[Stored data entries]
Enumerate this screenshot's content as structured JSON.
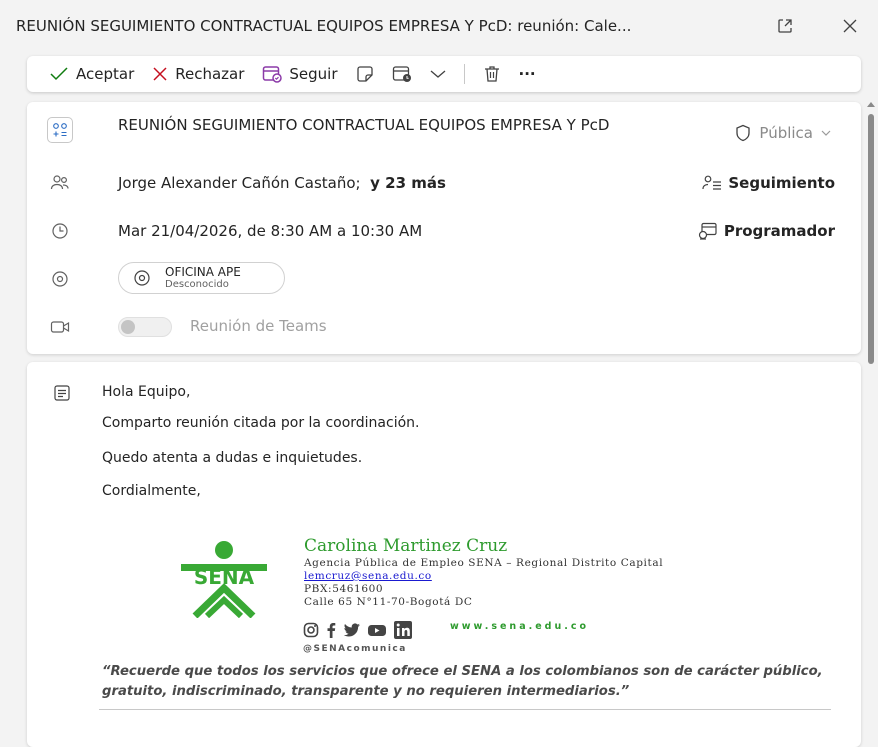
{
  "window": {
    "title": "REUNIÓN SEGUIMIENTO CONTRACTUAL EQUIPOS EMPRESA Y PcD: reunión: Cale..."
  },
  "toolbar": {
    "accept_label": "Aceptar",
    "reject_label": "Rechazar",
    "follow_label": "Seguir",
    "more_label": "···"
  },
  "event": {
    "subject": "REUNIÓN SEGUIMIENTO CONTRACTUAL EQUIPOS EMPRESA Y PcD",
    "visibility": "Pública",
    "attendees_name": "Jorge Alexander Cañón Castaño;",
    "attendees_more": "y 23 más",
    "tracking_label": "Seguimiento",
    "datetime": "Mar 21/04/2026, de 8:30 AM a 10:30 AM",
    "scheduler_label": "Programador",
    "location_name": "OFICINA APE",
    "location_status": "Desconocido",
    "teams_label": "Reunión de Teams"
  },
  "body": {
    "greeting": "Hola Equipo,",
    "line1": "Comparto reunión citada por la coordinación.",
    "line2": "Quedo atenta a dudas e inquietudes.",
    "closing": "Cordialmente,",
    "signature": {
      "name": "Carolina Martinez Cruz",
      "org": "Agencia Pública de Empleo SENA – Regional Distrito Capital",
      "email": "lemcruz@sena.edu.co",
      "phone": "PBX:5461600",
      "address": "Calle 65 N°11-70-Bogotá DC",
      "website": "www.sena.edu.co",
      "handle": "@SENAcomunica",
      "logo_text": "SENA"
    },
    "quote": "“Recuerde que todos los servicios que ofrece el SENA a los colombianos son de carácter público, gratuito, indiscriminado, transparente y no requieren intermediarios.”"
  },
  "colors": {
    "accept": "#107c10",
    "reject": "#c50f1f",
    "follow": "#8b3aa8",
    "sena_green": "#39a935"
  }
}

» **What is expected**:
Skip the pictures, then retype every line above exactly.

» **Problem solution**:
Enumerate this screenshot's content as structured JSON.
{
  "window": {
    "title": "REUNIÓN SEGUIMIENTO CONTRACTUAL EQUIPOS EMPRESA Y PcD: reunión: Cale..."
  },
  "toolbar": {
    "accept_label": "Aceptar",
    "reject_label": "Rechazar",
    "follow_label": "Seguir",
    "more_label": "···"
  },
  "event": {
    "subject": "REUNIÓN SEGUIMIENTO CONTRACTUAL EQUIPOS EMPRESA Y PcD",
    "visibility": "Pública",
    "attendees_name": "Jorge Alexander Cañón Castaño;",
    "attendees_more": "y 23 más",
    "tracking_label": "Seguimiento",
    "datetime": "Mar 21/04/2026, de 8:30 AM a 10:30 AM",
    "scheduler_label": "Programador",
    "location_name": "OFICINA APE",
    "location_status": "Desconocido",
    "teams_label": "Reunión de Teams"
  },
  "body": {
    "greeting": "Hola Equipo,",
    "line1": "Comparto reunión citada por la coordinación.",
    "line2": "Quedo atenta a dudas e inquietudes.",
    "closing": "Cordialmente,",
    "signature": {
      "name": "Carolina Martinez Cruz",
      "org": "Agencia Pública de Empleo SENA – Regional Distrito Capital",
      "email": "lemcruz@sena.edu.co",
      "phone": "PBX:5461600",
      "address": "Calle 65 N°11-70-Bogotá DC",
      "website": "www.sena.edu.co",
      "handle": "@SENAcomunica",
      "logo_text": "SENA"
    },
    "quote": "“Recuerde que todos los servicios que ofrece el SENA a los colombianos son de carácter público, gratuito, indiscriminado, transparente y no requieren intermediarios.”"
  },
  "colors": {
    "accept": "#107c10",
    "reject": "#c50f1f",
    "follow": "#8b3aa8",
    "sena_green": "#39a935"
  }
}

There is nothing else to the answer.